- [Material to process]:
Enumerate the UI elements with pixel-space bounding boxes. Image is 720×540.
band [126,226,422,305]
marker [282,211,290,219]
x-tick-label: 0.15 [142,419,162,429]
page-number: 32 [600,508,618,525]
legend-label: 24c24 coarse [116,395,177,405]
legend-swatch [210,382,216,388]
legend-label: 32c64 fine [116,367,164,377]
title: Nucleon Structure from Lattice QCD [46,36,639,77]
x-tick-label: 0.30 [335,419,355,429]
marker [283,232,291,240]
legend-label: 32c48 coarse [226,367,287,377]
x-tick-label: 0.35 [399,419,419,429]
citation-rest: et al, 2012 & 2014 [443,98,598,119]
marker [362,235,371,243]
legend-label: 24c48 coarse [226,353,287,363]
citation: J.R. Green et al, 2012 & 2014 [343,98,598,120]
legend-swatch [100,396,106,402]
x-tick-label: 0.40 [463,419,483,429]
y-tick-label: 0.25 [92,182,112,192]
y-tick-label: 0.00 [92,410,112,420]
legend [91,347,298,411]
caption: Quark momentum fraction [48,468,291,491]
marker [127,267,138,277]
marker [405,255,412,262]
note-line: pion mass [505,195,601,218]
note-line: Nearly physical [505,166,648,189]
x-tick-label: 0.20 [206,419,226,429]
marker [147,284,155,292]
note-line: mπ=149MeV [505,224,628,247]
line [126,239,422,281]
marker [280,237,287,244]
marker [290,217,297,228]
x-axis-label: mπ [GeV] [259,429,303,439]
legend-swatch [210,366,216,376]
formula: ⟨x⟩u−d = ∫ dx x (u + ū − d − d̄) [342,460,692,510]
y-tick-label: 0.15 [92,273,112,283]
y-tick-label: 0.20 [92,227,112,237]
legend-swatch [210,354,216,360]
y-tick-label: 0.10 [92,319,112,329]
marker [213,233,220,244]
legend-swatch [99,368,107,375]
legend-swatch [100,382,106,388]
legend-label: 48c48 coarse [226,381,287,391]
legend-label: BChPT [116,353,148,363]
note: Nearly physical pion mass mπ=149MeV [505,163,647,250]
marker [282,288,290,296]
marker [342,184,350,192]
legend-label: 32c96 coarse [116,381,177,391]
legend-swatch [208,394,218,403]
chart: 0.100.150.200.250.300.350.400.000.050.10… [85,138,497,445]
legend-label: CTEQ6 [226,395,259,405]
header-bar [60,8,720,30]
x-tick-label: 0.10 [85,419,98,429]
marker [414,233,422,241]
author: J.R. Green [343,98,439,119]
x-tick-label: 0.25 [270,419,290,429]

- [The problem]:
Please write out every row in the block above, character for character and in the same order.

- [The answer]:
Enumerate the UI elements with pixel-space bounding boxes. Image is 720×540.
band [126,226,422,305]
marker [282,211,290,219]
x-tick-label: 0.15 [142,419,162,429]
page-number: 32 [600,508,618,525]
legend-label: 24c24 coarse [116,395,177,405]
legend-swatch [210,382,216,388]
legend-label: 32c64 fine [116,367,164,377]
title: Nucleon Structure from Lattice QCD [46,36,639,77]
x-tick-label: 0.30 [335,419,355,429]
marker [283,232,291,240]
legend-label: 32c48 coarse [226,367,287,377]
x-tick-label: 0.35 [399,419,419,429]
citation-rest: et al, 2012 & 2014 [443,98,598,119]
marker [362,235,371,243]
legend-label: 24c48 coarse [226,353,287,363]
citation: J.R. Green et al, 2012 & 2014 [343,98,598,120]
legend-swatch [100,396,106,402]
x-tick-label: 0.40 [463,419,483,429]
y-tick-label: 0.25 [92,182,112,192]
y-tick-label: 0.00 [92,410,112,420]
legend [91,347,298,411]
caption: Quark momentum fraction [48,468,291,491]
marker [127,267,138,277]
marker [405,255,412,262]
note-line: pion mass [505,195,601,218]
note-line: Nearly physical [505,166,648,189]
x-tick-label: 0.20 [206,419,226,429]
marker [147,284,155,292]
note-line: mπ=149MeV [505,224,628,247]
line [126,239,422,281]
marker [280,237,287,244]
marker [290,217,297,228]
x-axis-label: mπ [GeV] [259,429,303,439]
legend-swatch [210,366,216,376]
formula: ⟨x⟩u−d = ∫ dx x (u + ū − d − d̄) [342,460,692,510]
y-tick-label: 0.15 [92,273,112,283]
y-tick-label: 0.20 [92,227,112,237]
legend-swatch [210,354,216,360]
y-tick-label: 0.10 [92,319,112,329]
marker [213,233,220,244]
legend-swatch [99,368,107,375]
legend-swatch [100,382,106,388]
legend-label: 48c48 coarse [226,381,287,391]
legend-label: BChPT [116,353,148,363]
note: Nearly physical pion mass mπ=149MeV [505,163,647,250]
marker [282,288,290,296]
marker [342,184,350,192]
legend-label: 32c96 coarse [116,381,177,391]
legend-swatch [208,394,218,403]
chart: 0.100.150.200.250.300.350.400.000.050.10… [85,138,497,445]
legend-label: CTEQ6 [226,395,259,405]
header-bar [60,8,720,30]
x-tick-label: 0.10 [85,419,98,429]
marker [414,233,422,241]
author: J.R. Green [343,98,439,119]
x-tick-label: 0.25 [270,419,290,429]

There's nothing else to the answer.